- _What is required_
Return all lines where the word "xlabel" can be found.

- _Input rows_
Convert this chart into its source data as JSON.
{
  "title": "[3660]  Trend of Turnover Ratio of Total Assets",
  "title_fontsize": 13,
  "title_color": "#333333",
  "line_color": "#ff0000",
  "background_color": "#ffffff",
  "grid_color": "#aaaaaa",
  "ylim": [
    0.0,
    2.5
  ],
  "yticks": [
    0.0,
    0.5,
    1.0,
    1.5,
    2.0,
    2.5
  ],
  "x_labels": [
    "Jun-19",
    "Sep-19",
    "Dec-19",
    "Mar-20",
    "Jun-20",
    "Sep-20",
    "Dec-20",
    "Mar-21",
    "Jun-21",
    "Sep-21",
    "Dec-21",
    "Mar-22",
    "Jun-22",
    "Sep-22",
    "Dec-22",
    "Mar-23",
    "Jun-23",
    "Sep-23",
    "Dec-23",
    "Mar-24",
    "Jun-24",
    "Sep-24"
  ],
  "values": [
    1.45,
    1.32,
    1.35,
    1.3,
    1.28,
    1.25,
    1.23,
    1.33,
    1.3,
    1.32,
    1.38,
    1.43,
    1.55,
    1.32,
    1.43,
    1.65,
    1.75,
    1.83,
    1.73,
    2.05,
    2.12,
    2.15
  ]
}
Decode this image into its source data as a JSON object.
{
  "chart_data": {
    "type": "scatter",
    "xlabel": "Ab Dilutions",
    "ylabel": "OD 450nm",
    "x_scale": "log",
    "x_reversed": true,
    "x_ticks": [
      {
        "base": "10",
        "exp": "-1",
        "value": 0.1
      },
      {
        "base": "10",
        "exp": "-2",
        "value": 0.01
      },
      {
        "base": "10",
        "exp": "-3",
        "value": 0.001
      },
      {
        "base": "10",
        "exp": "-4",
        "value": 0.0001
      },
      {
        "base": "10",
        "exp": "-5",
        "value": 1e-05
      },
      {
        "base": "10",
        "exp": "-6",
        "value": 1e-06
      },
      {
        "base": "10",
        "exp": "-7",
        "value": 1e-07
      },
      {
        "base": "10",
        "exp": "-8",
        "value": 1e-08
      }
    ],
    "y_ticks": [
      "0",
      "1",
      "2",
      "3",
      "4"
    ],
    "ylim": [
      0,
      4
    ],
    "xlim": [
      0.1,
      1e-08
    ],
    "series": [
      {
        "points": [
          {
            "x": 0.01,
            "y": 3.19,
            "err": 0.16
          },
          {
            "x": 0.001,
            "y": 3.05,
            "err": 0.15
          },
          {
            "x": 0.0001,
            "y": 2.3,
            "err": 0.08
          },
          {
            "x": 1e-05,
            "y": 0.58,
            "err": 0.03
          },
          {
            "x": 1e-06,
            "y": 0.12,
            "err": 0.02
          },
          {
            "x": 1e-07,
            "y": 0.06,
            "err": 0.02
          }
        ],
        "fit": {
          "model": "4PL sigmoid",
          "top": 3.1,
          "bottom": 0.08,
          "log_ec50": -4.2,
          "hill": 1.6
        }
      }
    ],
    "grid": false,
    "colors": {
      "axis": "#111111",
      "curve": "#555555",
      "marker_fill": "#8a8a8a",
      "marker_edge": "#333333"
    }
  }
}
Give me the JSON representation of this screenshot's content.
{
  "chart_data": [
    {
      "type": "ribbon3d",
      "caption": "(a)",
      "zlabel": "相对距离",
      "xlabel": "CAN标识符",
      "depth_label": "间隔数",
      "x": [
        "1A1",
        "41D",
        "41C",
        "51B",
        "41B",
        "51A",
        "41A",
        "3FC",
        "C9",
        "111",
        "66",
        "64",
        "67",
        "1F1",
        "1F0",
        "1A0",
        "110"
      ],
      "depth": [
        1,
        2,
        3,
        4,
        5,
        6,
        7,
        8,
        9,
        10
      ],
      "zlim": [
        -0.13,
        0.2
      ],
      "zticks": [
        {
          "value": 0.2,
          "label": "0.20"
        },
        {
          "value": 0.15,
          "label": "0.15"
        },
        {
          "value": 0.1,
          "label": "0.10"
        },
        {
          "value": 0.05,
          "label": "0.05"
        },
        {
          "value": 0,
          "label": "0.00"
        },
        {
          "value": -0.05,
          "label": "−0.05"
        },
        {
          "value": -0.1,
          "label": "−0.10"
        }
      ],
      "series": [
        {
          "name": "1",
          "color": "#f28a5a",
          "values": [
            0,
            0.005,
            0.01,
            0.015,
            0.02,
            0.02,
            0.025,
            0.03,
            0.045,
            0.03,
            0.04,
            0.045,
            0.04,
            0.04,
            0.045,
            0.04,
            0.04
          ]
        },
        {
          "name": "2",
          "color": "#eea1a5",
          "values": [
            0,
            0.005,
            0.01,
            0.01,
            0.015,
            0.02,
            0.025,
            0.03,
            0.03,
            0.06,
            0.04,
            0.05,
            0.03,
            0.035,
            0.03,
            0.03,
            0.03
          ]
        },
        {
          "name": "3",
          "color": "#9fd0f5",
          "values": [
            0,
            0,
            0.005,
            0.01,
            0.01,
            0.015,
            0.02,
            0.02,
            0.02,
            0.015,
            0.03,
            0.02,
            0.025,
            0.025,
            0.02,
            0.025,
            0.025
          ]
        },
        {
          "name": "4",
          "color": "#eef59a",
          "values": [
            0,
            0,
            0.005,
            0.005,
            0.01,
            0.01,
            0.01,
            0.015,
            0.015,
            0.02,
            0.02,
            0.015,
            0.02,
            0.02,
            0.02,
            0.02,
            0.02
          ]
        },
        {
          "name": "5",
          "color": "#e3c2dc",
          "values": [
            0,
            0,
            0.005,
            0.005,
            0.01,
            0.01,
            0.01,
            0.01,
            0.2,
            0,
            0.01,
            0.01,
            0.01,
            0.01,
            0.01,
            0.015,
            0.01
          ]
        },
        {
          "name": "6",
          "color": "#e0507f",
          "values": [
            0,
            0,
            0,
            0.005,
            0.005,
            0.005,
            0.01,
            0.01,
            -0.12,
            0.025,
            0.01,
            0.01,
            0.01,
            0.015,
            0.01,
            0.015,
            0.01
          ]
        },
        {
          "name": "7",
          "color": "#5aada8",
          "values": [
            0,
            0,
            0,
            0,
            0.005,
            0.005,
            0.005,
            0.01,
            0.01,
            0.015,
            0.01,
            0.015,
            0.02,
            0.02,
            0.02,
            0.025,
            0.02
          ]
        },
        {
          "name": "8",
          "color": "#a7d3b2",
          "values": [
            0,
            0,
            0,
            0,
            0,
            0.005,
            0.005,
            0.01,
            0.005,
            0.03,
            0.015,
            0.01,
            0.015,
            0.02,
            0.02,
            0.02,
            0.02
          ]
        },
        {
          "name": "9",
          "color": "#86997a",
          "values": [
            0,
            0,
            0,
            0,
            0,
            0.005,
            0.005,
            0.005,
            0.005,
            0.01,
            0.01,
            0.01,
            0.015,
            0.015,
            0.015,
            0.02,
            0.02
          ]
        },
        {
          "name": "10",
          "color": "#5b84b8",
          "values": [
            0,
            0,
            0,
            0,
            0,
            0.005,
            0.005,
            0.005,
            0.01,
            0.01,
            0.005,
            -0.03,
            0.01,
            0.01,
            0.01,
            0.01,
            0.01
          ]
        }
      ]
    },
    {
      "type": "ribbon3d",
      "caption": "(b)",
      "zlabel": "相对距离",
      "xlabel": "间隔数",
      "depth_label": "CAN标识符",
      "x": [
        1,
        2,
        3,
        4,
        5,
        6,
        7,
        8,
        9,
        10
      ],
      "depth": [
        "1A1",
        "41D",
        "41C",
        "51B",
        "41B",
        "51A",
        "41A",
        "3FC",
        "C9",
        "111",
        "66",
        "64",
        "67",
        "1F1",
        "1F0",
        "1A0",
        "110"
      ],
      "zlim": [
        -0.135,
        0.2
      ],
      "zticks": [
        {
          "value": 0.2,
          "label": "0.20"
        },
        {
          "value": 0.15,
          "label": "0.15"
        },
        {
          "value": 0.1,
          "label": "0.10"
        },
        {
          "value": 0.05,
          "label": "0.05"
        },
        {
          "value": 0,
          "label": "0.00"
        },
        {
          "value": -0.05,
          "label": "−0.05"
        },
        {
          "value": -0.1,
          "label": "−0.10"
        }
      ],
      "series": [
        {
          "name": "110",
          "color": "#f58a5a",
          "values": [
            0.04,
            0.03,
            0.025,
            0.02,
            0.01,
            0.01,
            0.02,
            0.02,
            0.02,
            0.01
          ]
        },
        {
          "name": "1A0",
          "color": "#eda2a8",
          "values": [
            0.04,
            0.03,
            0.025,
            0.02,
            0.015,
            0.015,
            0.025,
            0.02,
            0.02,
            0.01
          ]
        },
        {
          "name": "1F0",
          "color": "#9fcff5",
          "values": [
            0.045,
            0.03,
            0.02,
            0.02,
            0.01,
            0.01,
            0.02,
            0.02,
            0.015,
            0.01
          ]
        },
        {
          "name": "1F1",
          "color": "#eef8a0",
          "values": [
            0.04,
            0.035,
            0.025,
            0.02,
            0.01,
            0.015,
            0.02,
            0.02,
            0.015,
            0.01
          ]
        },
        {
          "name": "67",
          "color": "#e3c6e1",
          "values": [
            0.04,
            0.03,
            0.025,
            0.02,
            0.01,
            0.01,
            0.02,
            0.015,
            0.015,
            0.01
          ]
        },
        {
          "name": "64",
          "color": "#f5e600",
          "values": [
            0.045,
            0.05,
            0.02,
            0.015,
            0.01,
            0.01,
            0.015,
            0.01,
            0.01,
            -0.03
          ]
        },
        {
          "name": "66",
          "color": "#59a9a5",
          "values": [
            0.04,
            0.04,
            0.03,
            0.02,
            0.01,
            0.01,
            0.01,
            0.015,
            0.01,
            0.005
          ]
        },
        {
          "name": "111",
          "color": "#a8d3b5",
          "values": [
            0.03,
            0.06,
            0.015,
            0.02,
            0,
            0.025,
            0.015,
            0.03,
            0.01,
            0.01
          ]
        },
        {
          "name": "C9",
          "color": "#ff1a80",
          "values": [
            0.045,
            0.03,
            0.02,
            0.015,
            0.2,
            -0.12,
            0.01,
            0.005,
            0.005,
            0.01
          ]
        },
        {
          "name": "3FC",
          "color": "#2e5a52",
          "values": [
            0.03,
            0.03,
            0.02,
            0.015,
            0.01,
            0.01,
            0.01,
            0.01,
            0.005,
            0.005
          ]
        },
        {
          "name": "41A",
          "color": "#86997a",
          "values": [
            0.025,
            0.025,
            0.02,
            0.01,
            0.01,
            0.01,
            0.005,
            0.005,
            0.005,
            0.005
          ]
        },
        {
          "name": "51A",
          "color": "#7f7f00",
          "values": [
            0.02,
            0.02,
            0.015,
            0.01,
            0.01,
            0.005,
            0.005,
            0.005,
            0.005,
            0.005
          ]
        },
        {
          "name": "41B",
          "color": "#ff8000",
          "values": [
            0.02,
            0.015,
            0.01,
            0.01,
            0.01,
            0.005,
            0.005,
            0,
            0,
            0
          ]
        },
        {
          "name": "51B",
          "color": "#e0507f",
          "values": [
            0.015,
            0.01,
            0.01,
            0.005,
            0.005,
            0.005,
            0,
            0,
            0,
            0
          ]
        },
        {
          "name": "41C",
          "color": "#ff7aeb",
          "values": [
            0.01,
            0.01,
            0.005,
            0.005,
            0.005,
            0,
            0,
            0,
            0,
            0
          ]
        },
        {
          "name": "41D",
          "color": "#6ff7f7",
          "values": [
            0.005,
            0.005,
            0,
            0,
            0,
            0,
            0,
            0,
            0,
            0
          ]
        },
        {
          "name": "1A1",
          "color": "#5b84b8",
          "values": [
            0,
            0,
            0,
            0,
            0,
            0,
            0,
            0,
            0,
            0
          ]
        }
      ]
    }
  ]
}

- _Answer below_
    "xlabel": "Ab Dilutions",
      "xlabel": "CAN标识符",
      "xlabel": "间隔数",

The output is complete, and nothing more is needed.